= What you should do =
Below is a block of records; return all of them exactly, but without the images.

= Provided material =
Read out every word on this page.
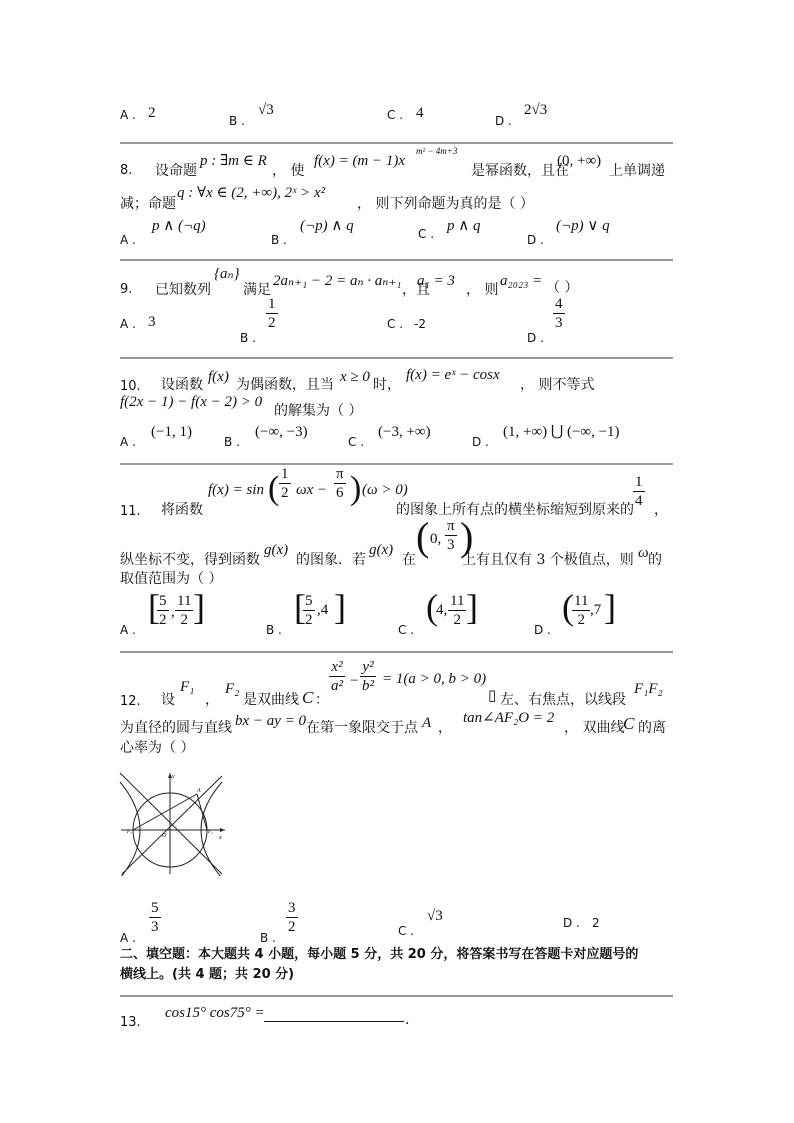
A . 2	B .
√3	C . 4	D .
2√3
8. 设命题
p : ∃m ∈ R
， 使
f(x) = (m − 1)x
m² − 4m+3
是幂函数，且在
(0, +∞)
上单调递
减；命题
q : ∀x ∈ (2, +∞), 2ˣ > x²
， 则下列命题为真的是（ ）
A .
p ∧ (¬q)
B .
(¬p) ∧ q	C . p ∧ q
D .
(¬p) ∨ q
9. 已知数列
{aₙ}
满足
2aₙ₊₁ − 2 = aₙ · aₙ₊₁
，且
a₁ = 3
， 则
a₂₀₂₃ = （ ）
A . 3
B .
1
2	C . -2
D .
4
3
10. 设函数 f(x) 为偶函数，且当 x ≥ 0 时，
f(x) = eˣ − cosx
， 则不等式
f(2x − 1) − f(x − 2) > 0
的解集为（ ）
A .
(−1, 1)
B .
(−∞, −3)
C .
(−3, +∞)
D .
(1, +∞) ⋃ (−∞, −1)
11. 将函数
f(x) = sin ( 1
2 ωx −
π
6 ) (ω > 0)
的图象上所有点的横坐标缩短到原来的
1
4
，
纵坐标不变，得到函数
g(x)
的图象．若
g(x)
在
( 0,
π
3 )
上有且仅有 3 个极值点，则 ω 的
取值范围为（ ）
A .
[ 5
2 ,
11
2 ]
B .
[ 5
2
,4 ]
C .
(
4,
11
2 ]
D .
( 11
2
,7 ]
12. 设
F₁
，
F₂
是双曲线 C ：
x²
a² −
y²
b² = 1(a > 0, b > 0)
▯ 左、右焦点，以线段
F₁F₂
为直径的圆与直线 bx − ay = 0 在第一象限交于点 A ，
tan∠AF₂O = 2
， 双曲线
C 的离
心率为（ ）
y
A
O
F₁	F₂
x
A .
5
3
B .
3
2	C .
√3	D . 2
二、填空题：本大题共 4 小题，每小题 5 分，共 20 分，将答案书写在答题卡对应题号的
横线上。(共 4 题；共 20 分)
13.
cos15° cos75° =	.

= Finished exercise =
Read out every word on this page.
A . 2	B .
√3	C . 4	D .
2√3
8. 设命题
p : ∃m ∈ R
， 使
f(x) = (m − 1)x
m² − 4m+3
是幂函数，且在
(0, +∞)
上单调递
减；命题
q : ∀x ∈ (2, +∞), 2ˣ > x²
， 则下列命题为真的是（ ）
A .
p ∧ (¬q)
B .
(¬p) ∧ q	C . p ∧ q
D .
(¬p) ∨ q
9. 已知数列
{aₙ}
满足
2aₙ₊₁ − 2 = aₙ · aₙ₊₁
，且
a₁ = 3
， 则
a₂₀₂₃ = （ ）
A . 3
B .
1
2	C . -2
D .
4
3
10. 设函数 f(x) 为偶函数，且当 x ≥ 0 时，
f(x) = eˣ − cosx
， 则不等式
f(2x − 1) − f(x − 2) > 0
的解集为（ ）
A .
(−1, 1)
B .
(−∞, −3)
C .
(−3, +∞)
D .
(1, +∞) ⋃ (−∞, −1)
11. 将函数
f(x) = sin ( 1
2 ωx −
π
6 ) (ω > 0)
的图象上所有点的横坐标缩短到原来的
1
4
，
纵坐标不变，得到函数
g(x)
的图象．若
g(x)
在
( 0,
π
3 )
上有且仅有 3 个极值点，则 ω 的
取值范围为（ ）
A .
[ 5
2 ,
11
2 ]
B .
[ 5
2
,4 ]
C .
(
4,
11
2 ]
D .
( 11
2
,7 ]
12. 设
F₁
，
F₂
是双曲线 C ：
x²
a² −
y²
b² = 1(a > 0, b > 0)
▯ 左、右焦点，以线段
F₁F₂
为直径的圆与直线 bx − ay = 0 在第一象限交于点 A ，
tan∠AF₂O = 2
， 双曲线
C 的离
心率为（ ）
y
A
O
F₁	F₂
x
A .
5
3
B .
3
2	C .
√3	D . 2
二、填空题：本大题共 4 小题，每小题 5 分，共 20 分，将答案书写在答题卡对应题号的
横线上。(共 4 题；共 20 分)
13.
cos15° cos75° =	.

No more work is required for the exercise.